======== DATASET RECORDS ========

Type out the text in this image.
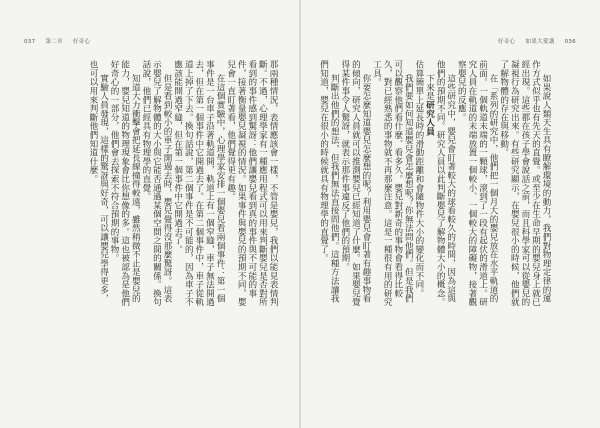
037 第二章 好奇心

那兩種情況，表情應該會一樣，不管是嬰兒，我們以能見表情判斷。不過，心理學家有一種應用程式可以用來判斷嬰兒是否對所看到的事件感到驚訝：他們讓嬰兒看到真的事件與不可能的事件，接著衡量嬰兒凝視的情況。如果事件與嬰兒的預期不同，嬰兒會一直盯著看，他們覺得更有趣。

在這個實驗中，心理學家安排一個嬰兒看兩個事件：第一個事件是一台車子沿著軌道開，軌道上有一個窄縫，車子無法開過去，但在第一個事件中它開過去了。在第二個事件中，車子從軌道上掉了下去。換句話說，第二個事件是不可能的，因為車子不應該能開過窄縫，但在第一個事件中它開過去了。

但是看到較小的車子開過去時，嬰兒覺得沒那麼驚訝。這表示嬰兒了解物體的大小與它能否通過某個空間之間的關係。換句話說，他們已經具有物理學的直覺。

知道大力衝擊會把延長線撞得較遠，雖然稍微不止是嬰兒的能力，嬰兒知道的物理現象會比你想像的多。這也被認為是他們好奇心的一部分，他們會去探索不符合預期的事物。

實驗人員發現，這樣的驚訝與好奇，可以讓嬰兒學得更多，也可以用來判斷他們知道什麼。

好奇心 如果大愛講 036

如果說人類天生具有瞭解環境的動力，我們對物理定律的運作方式似乎也有先天的直覺。或至少在生命早期的嬰兒身上就已經出現。這些都在孩子學會說話之前，而且科學家可以從嬰兒的凝視行為研究出來。有些研究顯示，在嬰兒很小的時候，他們就了解物體的存在與移動。

在「系列的研究中，他們把一個月大的嬰兒放在水平軌道的前面。一個軌道末端的一顆球，滾到了一段有起伏的滑道上。研究人員在軌道的末端放置一個較小、一個較大的障礙物，接著觀察嬰兒的反應。

這些研究中，嬰兒會盯著較大的球看較久的時間，因為這與他們的預期不同。研究人員以此判斷嬰兒了解物體大小的概念。

下來是研究人員

估算簡單上延長時的滑動距離和會隨物件大小的變化而不同。

我們要如何知道嬰兒會怎麼想呢？你無法問他們。但是我們可以觀察他們看什麼、看多久。嬰兒對新奇的事物會看得比較久，對已經熟悉的事物就不再那麼注意。這是一種很有用的研究工具。

你要怎麼知道嬰兒怎麼想的呢？利用嬰兒會盯著有趣事物看的傾向，研究人員就可以推測嬰兒已經知道了什麼。如果嬰兒覺得某件事令人驚訝，就表示那件事違反了他們的預期。

判斷出他們的想法，但我們無法直接問他們。這種方法讓我們知道，嬰兒在很小的時候就具有物理學的直覺了。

========

_PROBLEM DETAILS:_ Output the lines above in full and exactly as given, omitting any pictures.

_RESULT OF THIS EXERCISE:_
Type out the text in this image.
037 第二章 好奇心

那兩種情況，表情應該會一樣，不管是嬰兒，我們以能見表情判斷。不過，心理學家有一種應用程式可以用來判斷嬰兒是否對所看到的事件感到驚訝：他們讓嬰兒看到真的事件與不可能的事件，接著衡量嬰兒凝視的情況。如果事件與嬰兒的預期不同，嬰兒會一直盯著看，他們覺得更有趣。

在這個實驗中，心理學家安排一個嬰兒看兩個事件：第一個事件是一台車子沿著軌道開，軌道上有一個窄縫，車子無法開過去，但在第一個事件中它開過去了。在第二個事件中，車子從軌道上掉了下去。換句話說，第二個事件是不可能的，因為車子不應該能開過窄縫，但在第一個事件中它開過去了。

但是看到較小的車子開過去時，嬰兒覺得沒那麼驚訝。這表示嬰兒了解物體的大小與它能否通過某個空間之間的關係。換句話說，他們已經具有物理學的直覺。

知道大力衝擊會把延長線撞得較遠，雖然稍微不止是嬰兒的能力，嬰兒知道的物理現象會比你想像的多。這也被認為是他們好奇心的一部分，他們會去探索不符合預期的事物。

實驗人員發現，這樣的驚訝與好奇，可以讓嬰兒學得更多，也可以用來判斷他們知道什麼。

好奇心 如果大愛講 036

如果說人類天生具有瞭解環境的動力，我們對物理定律的運作方式似乎也有先天的直覺。或至少在生命早期的嬰兒身上就已經出現。這些都在孩子學會說話之前，而且科學家可以從嬰兒的凝視行為研究出來。有些研究顯示，在嬰兒很小的時候，他們就了解物體的存在與移動。

在「系列的研究中，他們把一個月大的嬰兒放在水平軌道的前面。一個軌道末端的一顆球，滾到了一段有起伏的滑道上。研究人員在軌道的末端放置一個較小、一個較大的障礙物，接著觀察嬰兒的反應。

這些研究中，嬰兒會盯著較大的球看較久的時間，因為這與他們的預期不同。研究人員以此判斷嬰兒了解物體大小的概念。

下來是研究人員

估算簡單上延長時的滑動距離和會隨物件大小的變化而不同。

我們要如何知道嬰兒會怎麼想呢？你無法問他們。但是我們可以觀察他們看什麼、看多久。嬰兒對新奇的事物會看得比較久，對已經熟悉的事物就不再那麼注意。這是一種很有用的研究工具。

你要怎麼知道嬰兒怎麼想的呢？利用嬰兒會盯著有趣事物看的傾向，研究人員就可以推測嬰兒已經知道了什麼。如果嬰兒覺得某件事令人驚訝，就表示那件事違反了他們的預期。

判斷出他們的想法，但我們無法直接問他們。這種方法讓我們知道，嬰兒在很小的時候就具有物理學的直覺了。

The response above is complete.